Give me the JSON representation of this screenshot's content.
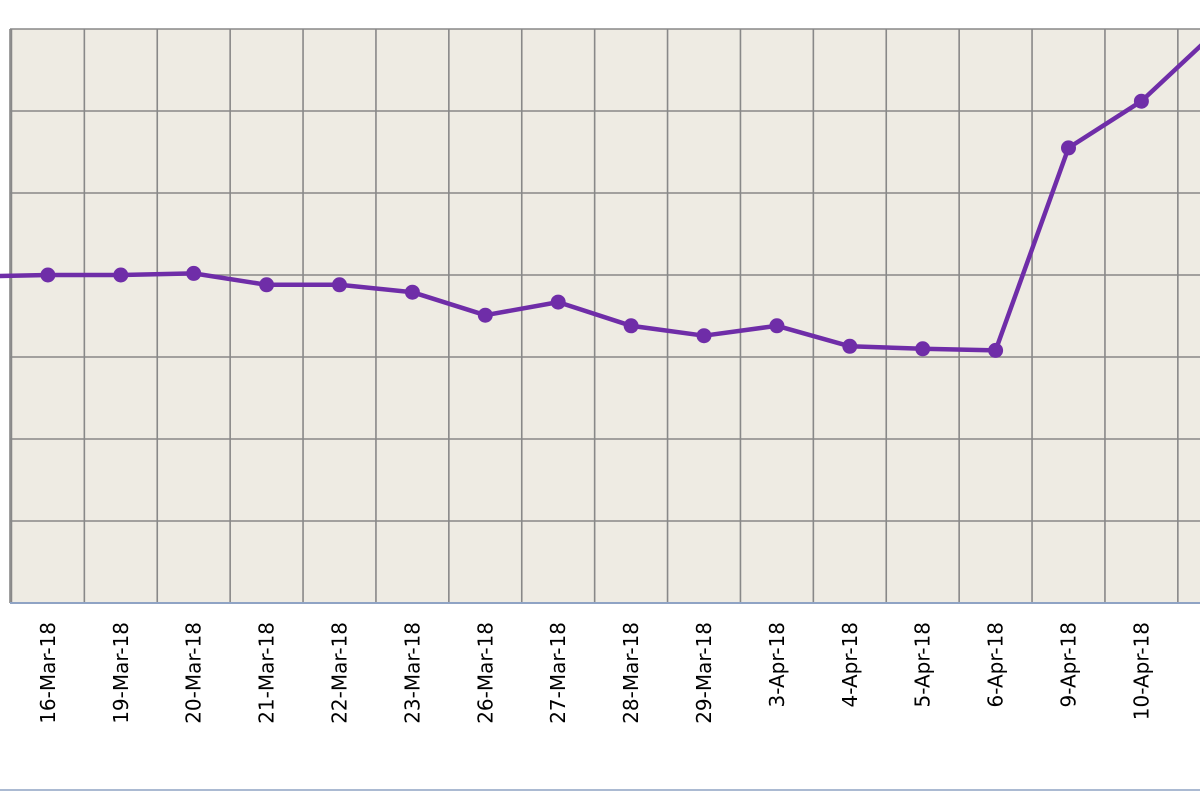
{
  "chart_data": {
    "type": "line",
    "title": "",
    "xlabel": "",
    "ylabel": "",
    "categories": [
      "",
      "16-Mar-18",
      "19-Mar-18",
      "20-Mar-18",
      "21-Mar-18",
      "22-Mar-18",
      "23-Mar-18",
      "26-Mar-18",
      "27-Mar-18",
      "28-Mar-18",
      "29-Mar-18",
      "3-Apr-18",
      "4-Apr-18",
      "5-Apr-18",
      "6-Apr-18",
      "9-Apr-18",
      "10-Apr-18",
      ""
    ],
    "series": [
      {
        "values": [
          3.02,
          3.0,
          3.0,
          2.98,
          3.12,
          3.12,
          3.21,
          3.49,
          3.33,
          3.62,
          3.74,
          3.62,
          3.87,
          3.9,
          3.92,
          1.45,
          0.88,
          0.05
        ]
      }
    ],
    "ylim": [
      0,
      7
    ],
    "grid": true,
    "legend": "none",
    "colors": {
      "line": "#6f2da8",
      "plot_background": "#eeebe3",
      "grid": "#888888",
      "axis": "#8fa3c4"
    }
  }
}
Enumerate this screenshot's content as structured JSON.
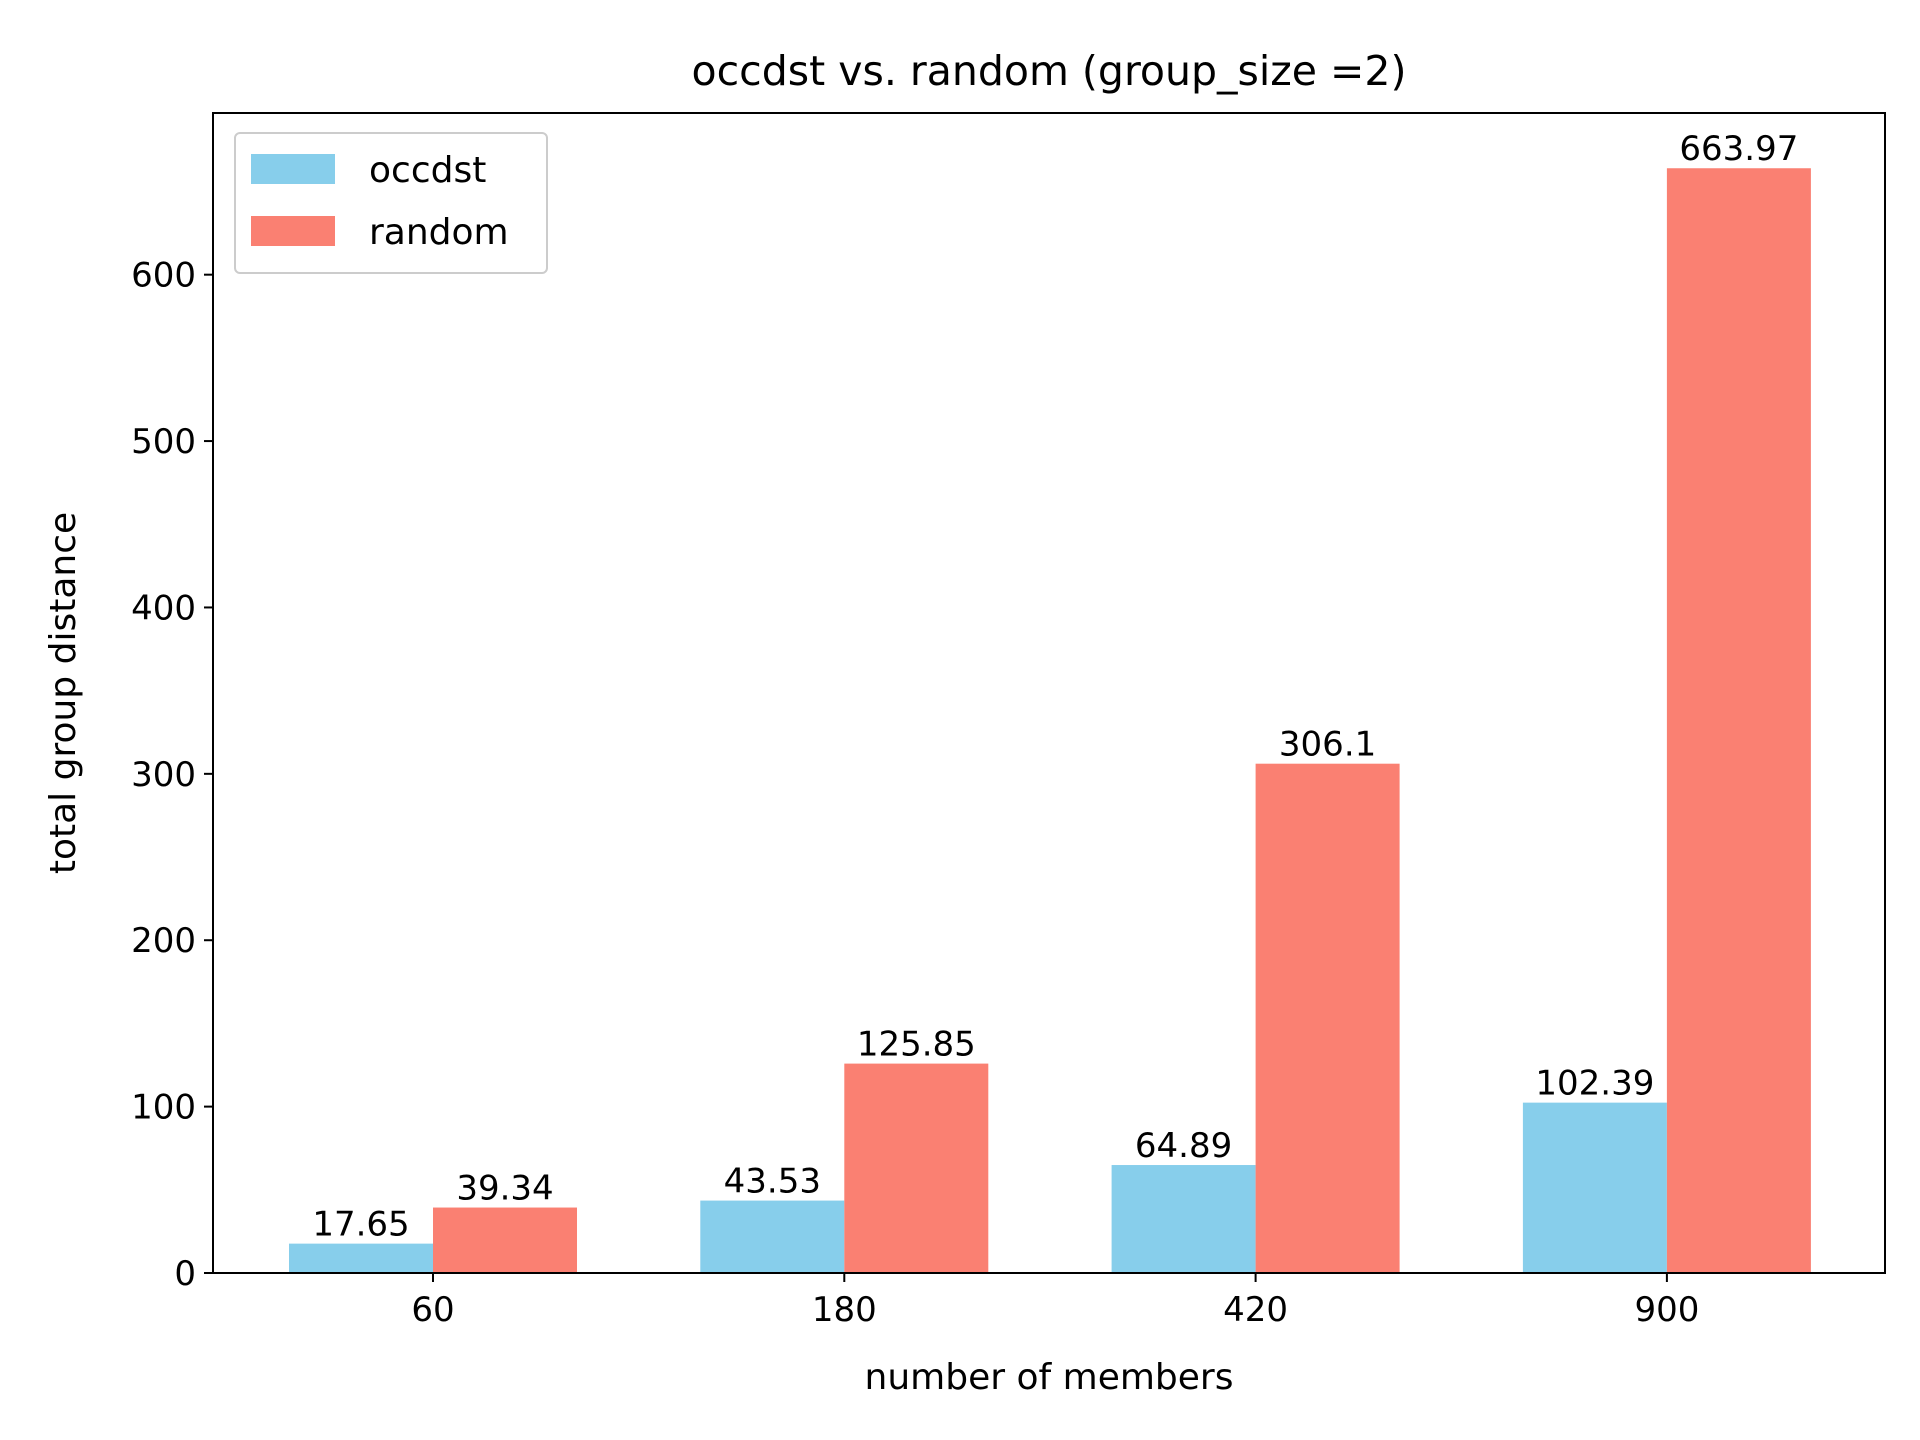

# # # #

- Goal: Give the count of lines that hold the word "content", with nothing added.

- The answer: 2